◆ **Consigne écrite a**:
Reproduisez, s'il vous plaît, les lignes des enregistrements, de la ligne contenant « ppt-point-Mar — [240, 172, 249, 181] » à la ligne contenant « pet-point-Mar — [240, 327, 249, 335] », ces deux lignes comprises.

◆ **Extrait à lire**:

........

Les géants du web percent notre intimité et conditionnent nos façons de penser. A la maison où à l’école, leurs produits nous facilitent la vie mais dictent notre futur.
Il faudra bien s’y habituer. Nos maisons accueilleront sous peu de nouveaux occupants. Non qu’il s’agisse de faire place à de nouveaux individus mais plutôt à de nouvelles machines, mi-hommes mi-robots, censées être aux petits soins pour toute la famille. Qu’ils se nomment Alexa (Amazon), Google Home (Google), Siri ou Home Pod (Apple), ce sont le plus souvent de douces voix féminines rassurantes qui nous écoutent et nous viennent en aide pour toutes sortes de demandes, façon concierge d’un hôtel de luxe. Pour conquérir ce nouveau marché des objets connectés pour la maison, Google a lancé début août Google Home, l’enceinte connectée avec assistant virtuel, devançant l’arrivée en France de ses principaux concurrents, à commencer par « Echo » d’Amazon. Si sur la forme, rien de bien révolutionnaire ne se dégage de cet objet cylindrique haut d’à peine quelques centimètres, la force de ces objets se cache à l’intérieur. Dotés de fonctionnalités de reconnaissance vocale et intégrant de l’intelligence artificielle, ils sont à même d’effectuer différentes tâches, comme lancer un morceau de musique, effectuer une recherche sur Internet, prendre des rendez-vous et les ajouter dans un agenda personnel, piloter les appareils connectés de la maison (luminaires, stores, chauffage…) tout en emmagasinant, au fil des requêtes, des sommes colossales d’informations personnelles.
Si c’est gratuit, c’est parce que le produit c’est vous
Si le marché de la domotique est encore modeste[1], il est appelé à grossir rapidement au fur et à mesure que les objets connectés de toutes natures (électroménagers, wearables liés à la santé…) vont commencer à envahir notre quotidien. C’est sur ce marché prometteur que les géants du web se positionnent à présent. Pour les GAFAM (Google, Apple, Facebook, Amazon et Microsoft), l’enjeu n’est pas seulement de vendre du hardware mais plutôt réussir à placer ces machines au cœur de chaque foyer pour tout apprendre sur les habitudes de vie et de consommation des membres de la famille. Cette connaissance fine qui vaut de l’or. Avec Google Home, la formule « Si Google est gratuit, c’est parce que le produit c’est vous » ne se dément pas. Moyennant 149 euros, les heureux possesseurs d’une Google Home invitent l’intelligence artificielle à pénétrer au cœur de leurs maisons en lui ouvrant les portes de notre intimité via le recueil permanent de données de toutes sortes. Cette voix suave et zélée dont le seul but est de nous rendre la vie plus facile saura, enregistrera et se souviendra de progressivement presque tout. A ce titre, celle-ci influencera nos comportements en nous rendant paresseux, voir dépendants. Comme Google Home sait nous rappeler qu’il « apprend encore ». Les prochaines versions tireront parti des données recueillies auprès des utilisateurs pour améliorer le service. A chacun d’estimer si les avantages de ces nouveaux majordomes virtuels l’emporteront sur les inconvénients liés à la maîtrise de notre libre-arbitre.

........

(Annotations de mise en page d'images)
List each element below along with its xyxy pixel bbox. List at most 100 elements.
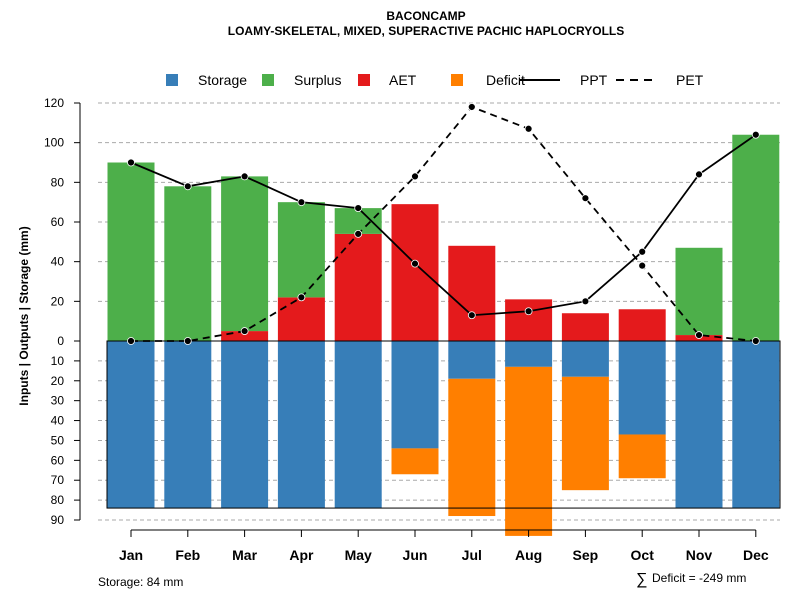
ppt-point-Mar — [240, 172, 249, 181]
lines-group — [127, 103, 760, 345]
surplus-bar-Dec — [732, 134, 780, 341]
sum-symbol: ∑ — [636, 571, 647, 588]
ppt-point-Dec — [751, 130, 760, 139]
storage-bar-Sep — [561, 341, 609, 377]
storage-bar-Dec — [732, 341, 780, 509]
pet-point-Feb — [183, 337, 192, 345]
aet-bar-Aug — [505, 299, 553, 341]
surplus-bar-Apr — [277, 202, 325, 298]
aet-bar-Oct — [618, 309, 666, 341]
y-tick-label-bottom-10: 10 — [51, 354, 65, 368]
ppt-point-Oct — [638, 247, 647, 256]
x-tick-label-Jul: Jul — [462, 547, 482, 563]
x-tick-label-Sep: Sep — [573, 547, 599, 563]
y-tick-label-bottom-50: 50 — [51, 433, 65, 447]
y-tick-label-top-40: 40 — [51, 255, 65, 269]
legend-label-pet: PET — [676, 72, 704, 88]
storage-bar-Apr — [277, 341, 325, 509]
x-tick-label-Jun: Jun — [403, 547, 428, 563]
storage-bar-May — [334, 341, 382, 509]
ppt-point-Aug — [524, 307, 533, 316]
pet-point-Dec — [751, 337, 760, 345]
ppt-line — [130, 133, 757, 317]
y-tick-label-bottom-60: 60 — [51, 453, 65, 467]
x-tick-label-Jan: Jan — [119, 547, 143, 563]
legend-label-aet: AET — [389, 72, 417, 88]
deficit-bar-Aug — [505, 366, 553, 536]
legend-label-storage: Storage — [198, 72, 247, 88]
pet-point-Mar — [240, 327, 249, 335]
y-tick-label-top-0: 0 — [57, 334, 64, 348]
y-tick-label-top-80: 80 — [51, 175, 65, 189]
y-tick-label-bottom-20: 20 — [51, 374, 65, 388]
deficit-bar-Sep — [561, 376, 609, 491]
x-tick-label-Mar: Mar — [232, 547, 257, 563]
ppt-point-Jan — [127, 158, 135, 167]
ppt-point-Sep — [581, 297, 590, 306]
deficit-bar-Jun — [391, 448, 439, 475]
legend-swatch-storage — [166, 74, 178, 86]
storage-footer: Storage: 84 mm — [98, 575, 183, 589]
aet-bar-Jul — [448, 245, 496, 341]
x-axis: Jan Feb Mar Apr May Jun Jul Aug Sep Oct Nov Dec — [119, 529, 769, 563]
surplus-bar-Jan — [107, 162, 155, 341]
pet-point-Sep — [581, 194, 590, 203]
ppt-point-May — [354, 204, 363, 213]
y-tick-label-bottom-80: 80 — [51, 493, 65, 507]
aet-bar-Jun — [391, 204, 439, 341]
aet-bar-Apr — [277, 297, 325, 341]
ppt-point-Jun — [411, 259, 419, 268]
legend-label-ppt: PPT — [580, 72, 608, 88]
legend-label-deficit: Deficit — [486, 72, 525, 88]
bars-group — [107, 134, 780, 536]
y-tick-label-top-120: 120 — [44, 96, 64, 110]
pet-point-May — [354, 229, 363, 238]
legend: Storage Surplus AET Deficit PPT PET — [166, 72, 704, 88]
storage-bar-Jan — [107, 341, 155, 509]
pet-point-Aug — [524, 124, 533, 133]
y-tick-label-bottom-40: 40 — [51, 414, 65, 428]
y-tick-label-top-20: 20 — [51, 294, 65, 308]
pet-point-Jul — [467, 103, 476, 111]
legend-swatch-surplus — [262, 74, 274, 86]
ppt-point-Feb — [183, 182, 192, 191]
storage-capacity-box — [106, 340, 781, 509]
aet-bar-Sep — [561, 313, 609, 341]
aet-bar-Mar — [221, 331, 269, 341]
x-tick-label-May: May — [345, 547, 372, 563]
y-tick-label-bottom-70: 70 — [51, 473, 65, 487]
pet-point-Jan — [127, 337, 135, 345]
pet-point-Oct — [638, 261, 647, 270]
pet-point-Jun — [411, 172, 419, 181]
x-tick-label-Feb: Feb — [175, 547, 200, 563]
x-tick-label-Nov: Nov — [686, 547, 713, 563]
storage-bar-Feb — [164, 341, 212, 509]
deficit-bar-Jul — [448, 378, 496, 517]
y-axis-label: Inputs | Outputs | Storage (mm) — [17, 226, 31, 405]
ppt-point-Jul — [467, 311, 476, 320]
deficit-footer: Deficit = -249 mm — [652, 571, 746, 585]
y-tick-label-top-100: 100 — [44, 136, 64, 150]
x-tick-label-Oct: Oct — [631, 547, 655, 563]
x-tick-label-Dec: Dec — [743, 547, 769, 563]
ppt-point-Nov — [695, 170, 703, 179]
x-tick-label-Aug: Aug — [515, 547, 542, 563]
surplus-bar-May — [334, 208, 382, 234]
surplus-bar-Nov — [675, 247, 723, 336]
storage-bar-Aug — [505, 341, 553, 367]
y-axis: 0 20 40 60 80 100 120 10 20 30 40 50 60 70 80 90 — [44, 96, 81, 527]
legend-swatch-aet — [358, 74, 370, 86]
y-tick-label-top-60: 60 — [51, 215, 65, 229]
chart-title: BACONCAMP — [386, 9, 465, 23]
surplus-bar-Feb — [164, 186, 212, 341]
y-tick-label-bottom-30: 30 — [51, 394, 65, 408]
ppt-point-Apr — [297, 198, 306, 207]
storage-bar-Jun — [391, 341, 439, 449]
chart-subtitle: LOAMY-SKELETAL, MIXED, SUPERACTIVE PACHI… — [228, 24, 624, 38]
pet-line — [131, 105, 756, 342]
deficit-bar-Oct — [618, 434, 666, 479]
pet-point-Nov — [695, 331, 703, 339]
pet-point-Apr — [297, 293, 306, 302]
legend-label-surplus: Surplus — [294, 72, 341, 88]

........

◆ **Consigne écrite b**:
Remplacez « futur » par « avenir » dans le passage du texte sur les géants du web qui va de « Les géants du web percent » à « dictent notre futur. », puis donnez ce passage modifié.

◆ **Solution proposée a**:
ppt-point-Mar — [240, 172, 249, 181]
lines-group — [127, 103, 760, 345]
surplus-bar-Dec — [732, 134, 780, 341]
sum-symbol: ∑ — [636, 571, 647, 588]
ppt-point-Dec — [751, 130, 760, 139]
storage-bar-Sep — [561, 341, 609, 377]
storage-bar-Dec — [732, 341, 780, 509]
pet-point-Feb — [183, 337, 192, 345]
aet-bar-Aug — [505, 299, 553, 341]
surplus-bar-Apr — [277, 202, 325, 298]
aet-bar-Oct — [618, 309, 666, 341]
y-tick-label-bottom-10: 10 — [51, 354, 65, 368]
ppt-point-Oct — [638, 247, 647, 256]
x-tick-label-Jul: Jul — [462, 547, 482, 563]
x-tick-label-Sep: Sep — [573, 547, 599, 563]
y-tick-label-bottom-50: 50 — [51, 433, 65, 447]
y-tick-label-top-40: 40 — [51, 255, 65, 269]
legend-label-pet: PET — [676, 72, 704, 88]
storage-bar-Apr — [277, 341, 325, 509]
x-tick-label-Jun: Jun — [403, 547, 428, 563]
storage-bar-May — [334, 341, 382, 509]
ppt-point-Aug — [524, 307, 533, 316]
pet-point-Dec — [751, 337, 760, 345]
ppt-line — [130, 133, 757, 317]
y-tick-label-bottom-60: 60 — [51, 453, 65, 467]
x-tick-label-Jan: Jan — [119, 547, 143, 563]
legend-label-aet: AET — [389, 72, 417, 88]
deficit-bar-Aug — [505, 366, 553, 536]
legend-label-storage: Storage — [198, 72, 247, 88]
pet-point-Mar — [240, 327, 249, 335]

◆ **Solution proposée b**:
Les géants du web percent notre intimité et conditionnent nos façons de penser. A la maison où à l’école, leurs produits nous facilitent la vie mais dictent notre avenir.